## start MATERIAL FOR THIS TASK
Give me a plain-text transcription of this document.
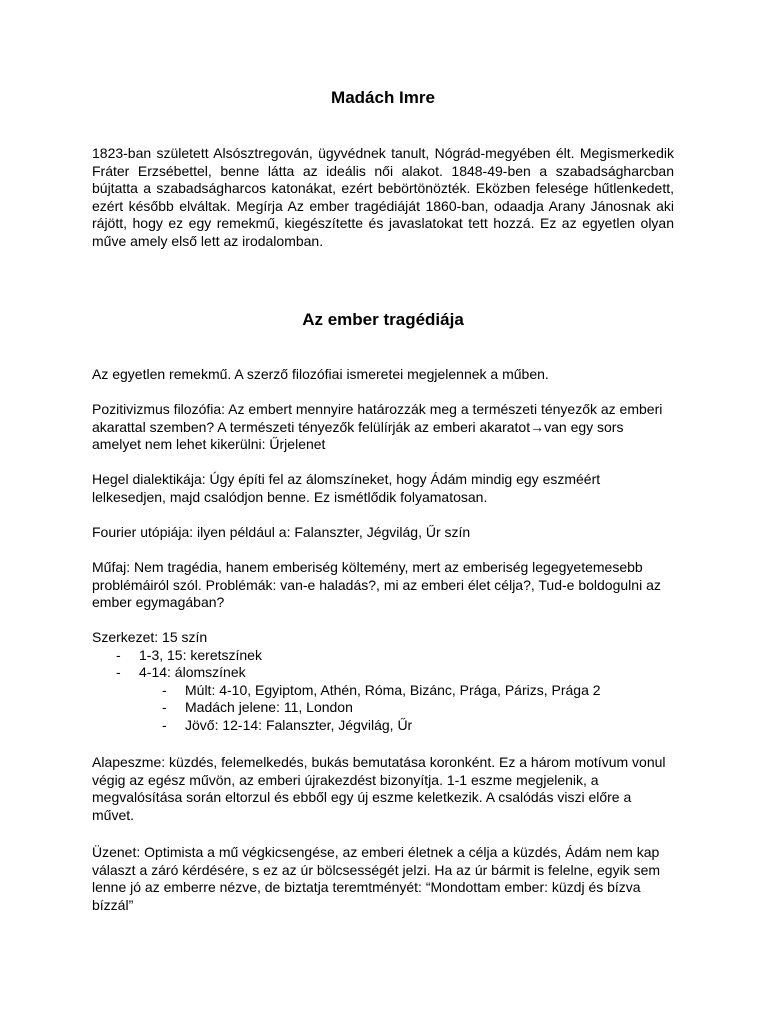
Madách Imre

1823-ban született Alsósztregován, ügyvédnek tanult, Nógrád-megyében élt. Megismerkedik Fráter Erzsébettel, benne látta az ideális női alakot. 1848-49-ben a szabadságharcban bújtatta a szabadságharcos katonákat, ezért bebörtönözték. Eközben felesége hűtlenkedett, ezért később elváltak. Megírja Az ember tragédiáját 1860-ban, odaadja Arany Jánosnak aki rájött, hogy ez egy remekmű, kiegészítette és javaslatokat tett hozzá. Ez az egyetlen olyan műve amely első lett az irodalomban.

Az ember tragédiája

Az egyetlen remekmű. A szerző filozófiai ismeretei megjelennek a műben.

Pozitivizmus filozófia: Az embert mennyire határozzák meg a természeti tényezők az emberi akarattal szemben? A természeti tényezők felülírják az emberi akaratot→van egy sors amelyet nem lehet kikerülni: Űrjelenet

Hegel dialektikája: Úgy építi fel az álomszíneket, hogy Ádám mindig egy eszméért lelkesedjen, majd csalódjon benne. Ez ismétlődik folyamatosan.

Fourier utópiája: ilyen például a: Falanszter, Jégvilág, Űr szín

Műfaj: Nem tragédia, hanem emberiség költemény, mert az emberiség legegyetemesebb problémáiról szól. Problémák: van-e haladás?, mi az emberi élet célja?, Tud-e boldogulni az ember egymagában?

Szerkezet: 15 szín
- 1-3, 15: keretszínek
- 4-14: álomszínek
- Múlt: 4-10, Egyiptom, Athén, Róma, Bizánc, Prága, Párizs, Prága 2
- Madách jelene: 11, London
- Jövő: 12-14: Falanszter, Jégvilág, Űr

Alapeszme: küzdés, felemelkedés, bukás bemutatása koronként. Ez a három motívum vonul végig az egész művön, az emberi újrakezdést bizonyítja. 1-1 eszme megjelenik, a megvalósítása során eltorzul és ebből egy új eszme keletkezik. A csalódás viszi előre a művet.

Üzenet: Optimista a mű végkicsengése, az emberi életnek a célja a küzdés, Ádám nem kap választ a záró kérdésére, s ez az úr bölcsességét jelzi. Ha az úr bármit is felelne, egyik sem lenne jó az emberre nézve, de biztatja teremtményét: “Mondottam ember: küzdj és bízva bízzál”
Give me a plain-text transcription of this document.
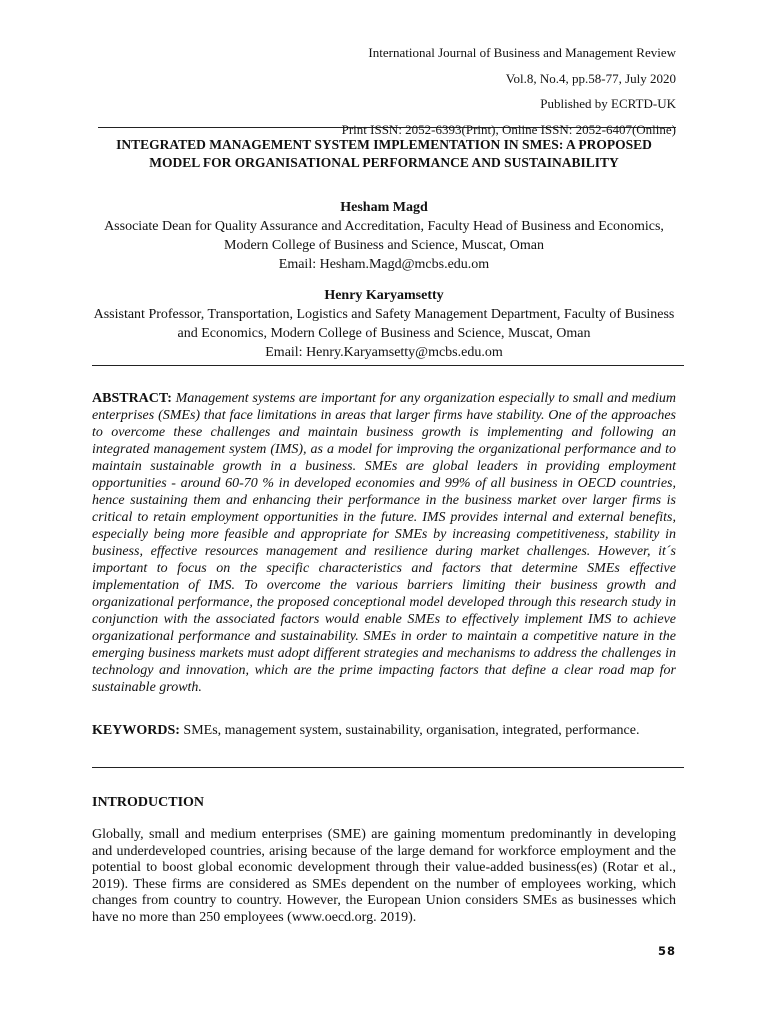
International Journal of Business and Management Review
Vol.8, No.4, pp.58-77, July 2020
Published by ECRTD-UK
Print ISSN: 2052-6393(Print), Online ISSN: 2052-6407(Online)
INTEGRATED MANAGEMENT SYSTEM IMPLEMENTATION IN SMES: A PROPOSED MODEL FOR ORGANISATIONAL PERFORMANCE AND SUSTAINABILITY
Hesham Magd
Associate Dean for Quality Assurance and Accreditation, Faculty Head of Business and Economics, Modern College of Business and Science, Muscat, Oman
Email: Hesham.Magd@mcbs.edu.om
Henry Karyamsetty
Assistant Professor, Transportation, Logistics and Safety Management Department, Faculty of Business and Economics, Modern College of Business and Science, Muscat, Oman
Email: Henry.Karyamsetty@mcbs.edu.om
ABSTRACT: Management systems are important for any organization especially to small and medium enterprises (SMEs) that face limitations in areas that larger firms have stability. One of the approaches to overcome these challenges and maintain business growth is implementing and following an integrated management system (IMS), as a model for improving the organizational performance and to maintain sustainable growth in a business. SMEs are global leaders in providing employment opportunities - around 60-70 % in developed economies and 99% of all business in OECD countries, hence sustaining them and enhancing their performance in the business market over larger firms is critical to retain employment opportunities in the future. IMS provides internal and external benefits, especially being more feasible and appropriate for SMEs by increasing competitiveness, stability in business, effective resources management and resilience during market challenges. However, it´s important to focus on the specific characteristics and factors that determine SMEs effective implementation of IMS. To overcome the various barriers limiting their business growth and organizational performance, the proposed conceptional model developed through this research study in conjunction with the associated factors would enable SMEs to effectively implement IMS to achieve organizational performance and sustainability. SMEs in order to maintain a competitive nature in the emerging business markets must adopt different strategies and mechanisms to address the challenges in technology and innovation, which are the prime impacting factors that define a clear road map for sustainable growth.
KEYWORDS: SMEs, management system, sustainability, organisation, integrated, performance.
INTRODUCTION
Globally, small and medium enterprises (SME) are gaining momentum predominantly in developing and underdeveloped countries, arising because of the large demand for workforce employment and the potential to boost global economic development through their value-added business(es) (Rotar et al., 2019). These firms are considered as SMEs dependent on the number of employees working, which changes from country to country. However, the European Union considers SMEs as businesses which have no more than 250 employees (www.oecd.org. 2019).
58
## end MATERIAL FOR THIS TASK
**GOAL:**
Reproduce the entries above exactly. Do not include the images.

**COMPLETE OUTPUT:**
Give me a plain-text transcription of this document.
Madách Imre

1823-ban született Alsósztregován, ügyvédnek tanult, Nógrád-megyében élt. Megismerkedik Fráter Erzsébettel, benne látta az ideális női alakot. 1848-49-ben a szabadságharcban bújtatta a szabadságharcos katonákat, ezért bebörtönözték. Eközben felesége hűtlenkedett, ezért később elváltak. Megírja Az ember tragédiáját 1860-ban, odaadja Arany Jánosnak aki rájött, hogy ez egy remekmű, kiegészítette és javaslatokat tett hozzá. Ez az egyetlen olyan műve amely első lett az irodalomban.

Az ember tragédiája

Az egyetlen remekmű. A szerző filozófiai ismeretei megjelennek a műben.

Pozitivizmus filozófia: Az embert mennyire határozzák meg a természeti tényezők az emberi akarattal szemben? A természeti tényezők felülírják az emberi akaratot→van egy sors amelyet nem lehet kikerülni: Űrjelenet

Hegel dialektikája: Úgy építi fel az álomszíneket, hogy Ádám mindig egy eszméért lelkesedjen, majd csalódjon benne. Ez ismétlődik folyamatosan.

Fourier utópiája: ilyen például a: Falanszter, Jégvilág, Űr szín

Műfaj: Nem tragédia, hanem emberiség költemény, mert az emberiség legegyetemesebb problémáiról szól. Problémák: van-e haladás?, mi az emberi élet célja?, Tud-e boldogulni az ember egymagában?

Szerkezet: 15 szín
- 1-3, 15: keretszínek
- 4-14: álomszínek
- Múlt: 4-10, Egyiptom, Athén, Róma, Bizánc, Prága, Párizs, Prága 2
- Madách jelene: 11, London
- Jövő: 12-14: Falanszter, Jégvilág, Űr

Alapeszme: küzdés, felemelkedés, bukás bemutatása koronként. Ez a három motívum vonul végig az egész művön, az emberi újrakezdést bizonyítja. 1-1 eszme megjelenik, a megvalósítása során eltorzul és ebből egy új eszme keletkezik. A csalódás viszi előre a művet.

Üzenet: Optimista a mű végkicsengése, az emberi életnek a célja a küzdés, Ádám nem kap választ a záró kérdésére, s ez az úr bölcsességét jelzi. Ha az úr bármit is felelne, egyik sem lenne jó az emberre nézve, de biztatja teremtményét: “Mondottam ember: küzdj és bízva bízzál”
Give me a plain-text transcription of this document.
International Journal of Business and Management Review
Vol.8, No.4, pp.58-77, July 2020
Published by ECRTD-UK
Print ISSN: 2052-6393(Print), Online ISSN: 2052-6407(Online)
INTEGRATED MANAGEMENT SYSTEM IMPLEMENTATION IN SMES: A PROPOSED MODEL FOR ORGANISATIONAL PERFORMANCE AND SUSTAINABILITY
Hesham Magd
Associate Dean for Quality Assurance and Accreditation, Faculty Head of Business and Economics, Modern College of Business and Science, Muscat, Oman
Email: Hesham.Magd@mcbs.edu.om
Henry Karyamsetty
Assistant Professor, Transportation, Logistics and Safety Management Department, Faculty of Business and Economics, Modern College of Business and Science, Muscat, Oman
Email: Henry.Karyamsetty@mcbs.edu.om
ABSTRACT: Management systems are important for any organization especially to small and medium enterprises (SMEs) that face limitations in areas that larger firms have stability. One of the approaches to overcome these challenges and maintain business growth is implementing and following an integrated management system (IMS), as a model for improving the organizational performance and to maintain sustainable growth in a business. SMEs are global leaders in providing employment opportunities - around 60-70 % in developed economies and 99% of all business in OECD countries, hence sustaining them and enhancing their performance in the business market over larger firms is critical to retain employment opportunities in the future. IMS provides internal and external benefits, especially being more feasible and appropriate for SMEs by increasing competitiveness, stability in business, effective resources management and resilience during market challenges. However, it´s important to focus on the specific characteristics and factors that determine SMEs effective implementation of IMS. To overcome the various barriers limiting their business growth and organizational performance, the proposed conceptional model developed through this research study in conjunction with the associated factors would enable SMEs to effectively implement IMS to achieve organizational performance and sustainability. SMEs in order to maintain a competitive nature in the emerging business markets must adopt different strategies and mechanisms to address the challenges in technology and innovation, which are the prime impacting factors that define a clear road map for sustainable growth.
KEYWORDS: SMEs, management system, sustainability, organisation, integrated, performance.
INTRODUCTION
Globally, small and medium enterprises (SME) are gaining momentum predominantly in developing and underdeveloped countries, arising because of the large demand for workforce employment and the potential to boost global economic development through their value-added business(es) (Rotar et al., 2019). These firms are considered as SMEs dependent on the number of employees working, which changes from country to country. However, the European Union considers SMEs as businesses which have no more than 250 employees (www.oecd.org. 2019).
58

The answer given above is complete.